- Task requirements
Show every line containing "Installed" by copying it.

Items listed in a dataset
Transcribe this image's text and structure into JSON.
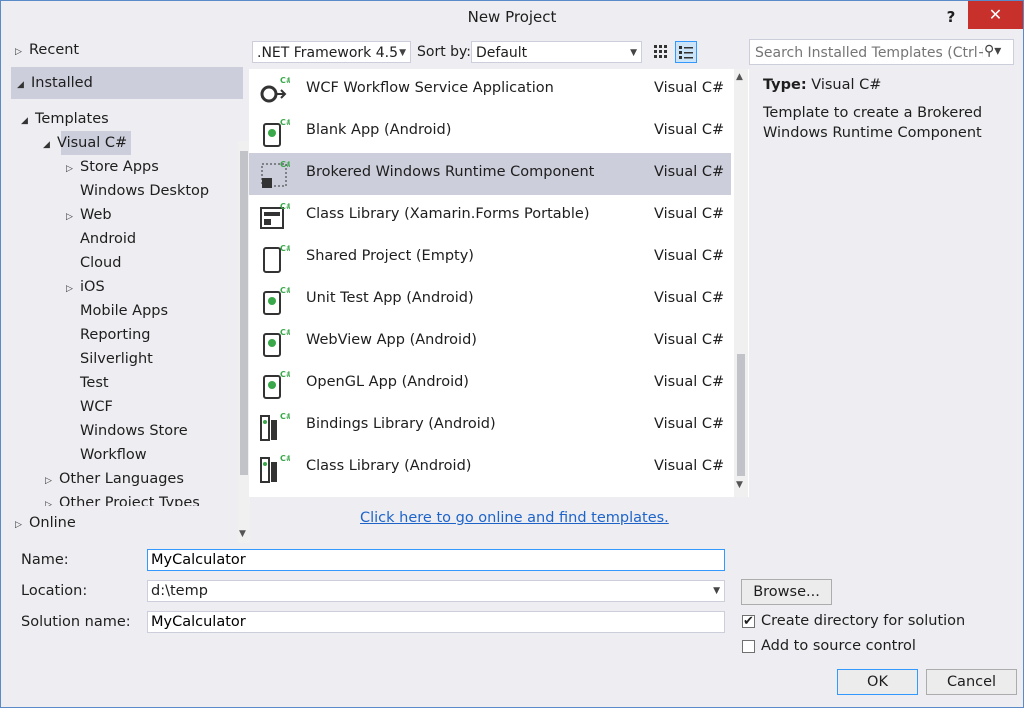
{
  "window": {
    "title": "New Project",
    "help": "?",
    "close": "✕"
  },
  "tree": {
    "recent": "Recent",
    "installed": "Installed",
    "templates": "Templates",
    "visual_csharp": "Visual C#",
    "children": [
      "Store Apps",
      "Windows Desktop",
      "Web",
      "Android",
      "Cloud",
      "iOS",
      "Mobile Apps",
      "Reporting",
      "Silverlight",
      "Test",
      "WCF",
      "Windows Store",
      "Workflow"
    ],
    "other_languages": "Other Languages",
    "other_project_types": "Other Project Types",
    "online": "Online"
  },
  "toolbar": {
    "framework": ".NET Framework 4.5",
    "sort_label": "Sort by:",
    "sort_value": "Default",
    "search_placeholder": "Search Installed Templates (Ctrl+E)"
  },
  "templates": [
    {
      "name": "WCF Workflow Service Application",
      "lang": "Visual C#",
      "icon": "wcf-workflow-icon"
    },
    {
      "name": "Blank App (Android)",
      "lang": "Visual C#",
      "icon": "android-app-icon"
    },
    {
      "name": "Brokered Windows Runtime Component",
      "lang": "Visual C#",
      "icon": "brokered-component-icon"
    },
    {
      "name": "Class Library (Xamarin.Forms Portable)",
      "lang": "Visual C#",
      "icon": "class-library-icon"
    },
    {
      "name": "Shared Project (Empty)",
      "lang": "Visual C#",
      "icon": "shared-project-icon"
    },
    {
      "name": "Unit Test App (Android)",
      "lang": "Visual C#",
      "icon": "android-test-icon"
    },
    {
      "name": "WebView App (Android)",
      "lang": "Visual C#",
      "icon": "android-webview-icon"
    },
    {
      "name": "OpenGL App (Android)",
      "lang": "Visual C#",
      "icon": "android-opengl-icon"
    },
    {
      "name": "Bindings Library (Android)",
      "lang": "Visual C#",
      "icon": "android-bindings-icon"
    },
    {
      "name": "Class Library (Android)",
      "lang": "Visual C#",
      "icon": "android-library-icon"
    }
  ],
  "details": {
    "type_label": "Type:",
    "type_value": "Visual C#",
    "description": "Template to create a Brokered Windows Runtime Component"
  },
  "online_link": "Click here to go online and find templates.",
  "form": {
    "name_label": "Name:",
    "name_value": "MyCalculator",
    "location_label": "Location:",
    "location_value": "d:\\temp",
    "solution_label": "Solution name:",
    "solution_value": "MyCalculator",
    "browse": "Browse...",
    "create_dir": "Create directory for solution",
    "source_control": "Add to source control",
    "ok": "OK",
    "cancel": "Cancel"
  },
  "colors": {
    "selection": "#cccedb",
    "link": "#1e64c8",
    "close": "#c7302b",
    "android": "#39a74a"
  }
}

- Solution below
    "installed": "Installed",
    "search_placeholder": "Search Installed Templates (Ctrl+E)"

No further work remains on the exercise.